List every item in the bulleted list of the meatball and vegetable kabob recipe, along with any amount it gives.
--- PAGE EXCERPT ---
Meatball and Vegetable Kabobs


Bright cherry tomatoes, nutrient-rich zucchini, and a quick marinara sauce are all it takes to transform convenient frozen meatballs into elegant Italian kabobs.

Meatball & Vegetable Kabobs
Photo: Andy Lyons
Total Time:
30 mins


  • ½ 6 ounce can tomato paste with Italian seasonings (1/3 cup)

  • ¼ cup water

  • ½ teaspoon Italian seasoning, crushed

  • 16 1-inch refrigerated or frozen Italian-style meatballs,* thawed

  • 2 small zucchini

  • 8 large cherry tomatoes

  • Nonstick cooking spray

  • 8 metal or bamboo skewers


  1. Preheat indoor electric grill or broiler. In a medium bowl combine tomato paste, the water, and Italian seasoning to make a thick sauce. Add meatballs to sauce, stirring to coat; set aside.
--- DATA EXTRACT ---
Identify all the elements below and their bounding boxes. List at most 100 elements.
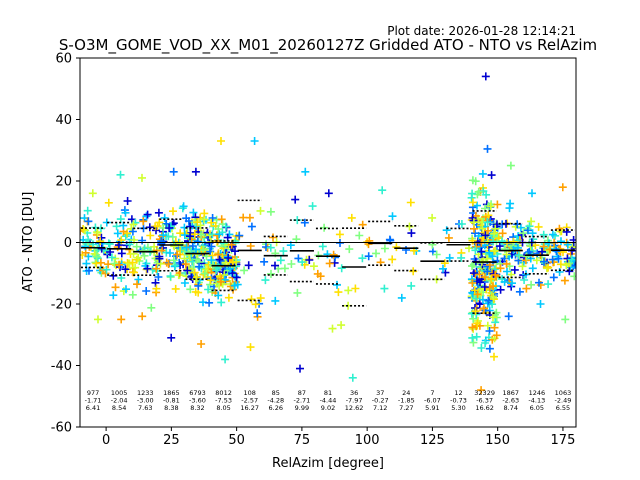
---
▶ [COMPLETE ANSWER]
- ½ 6-ounce can tomato paste with Italian seasonings (1/3 cup)
- ¼ cup water
- ½ teaspoon Italian seasoning, crushed
- 16 1-inch refrigerated or frozen Italian-style meatballs, thawed
- 2 small zucchini
- 8 large cherry tomatoes
- Nonstick cooking spray
- 8 metal or bamboo skewers